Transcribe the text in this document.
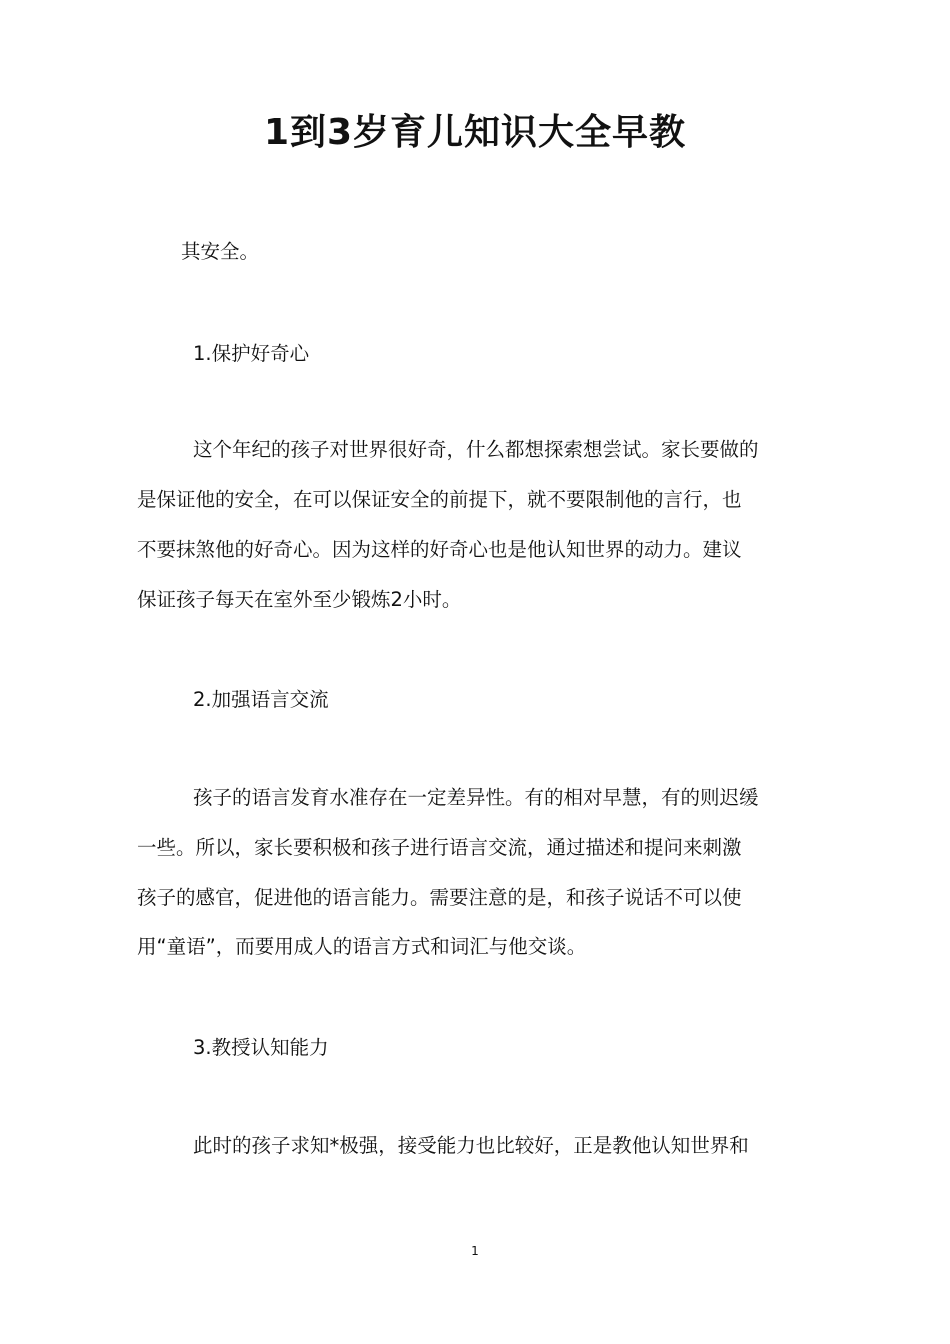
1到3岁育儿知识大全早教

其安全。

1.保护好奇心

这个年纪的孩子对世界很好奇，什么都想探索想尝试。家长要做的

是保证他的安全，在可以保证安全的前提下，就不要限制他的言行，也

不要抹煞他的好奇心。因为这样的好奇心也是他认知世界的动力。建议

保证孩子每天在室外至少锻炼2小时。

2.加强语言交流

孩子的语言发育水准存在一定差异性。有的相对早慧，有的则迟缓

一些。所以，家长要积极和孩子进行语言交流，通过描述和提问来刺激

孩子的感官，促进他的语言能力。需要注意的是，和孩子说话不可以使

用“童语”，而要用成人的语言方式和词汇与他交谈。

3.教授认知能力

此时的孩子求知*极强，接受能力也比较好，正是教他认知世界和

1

### WHAT THE TASK REQUIRES:
Take the listing above and print it exactly, apart from the pictures.

### SOLUTION BELOW:
Transcribe the text in this document.
1到3岁育儿知识大全早教

其安全。

1.保护好奇心

这个年纪的孩子对世界很好奇，什么都想探索想尝试。家长要做的

是保证他的安全，在可以保证安全的前提下，就不要限制他的言行，也

不要抹煞他的好奇心。因为这样的好奇心也是他认知世界的动力。建议

保证孩子每天在室外至少锻炼2小时。

2.加强语言交流

孩子的语言发育水准存在一定差异性。有的相对早慧，有的则迟缓

一些。所以，家长要积极和孩子进行语言交流，通过描述和提问来刺激

孩子的感官，促进他的语言能力。需要注意的是，和孩子说话不可以使

用“童语”，而要用成人的语言方式和词汇与他交谈。

3.教授认知能力

此时的孩子求知*极强，接受能力也比较好，正是教他认知世界和

1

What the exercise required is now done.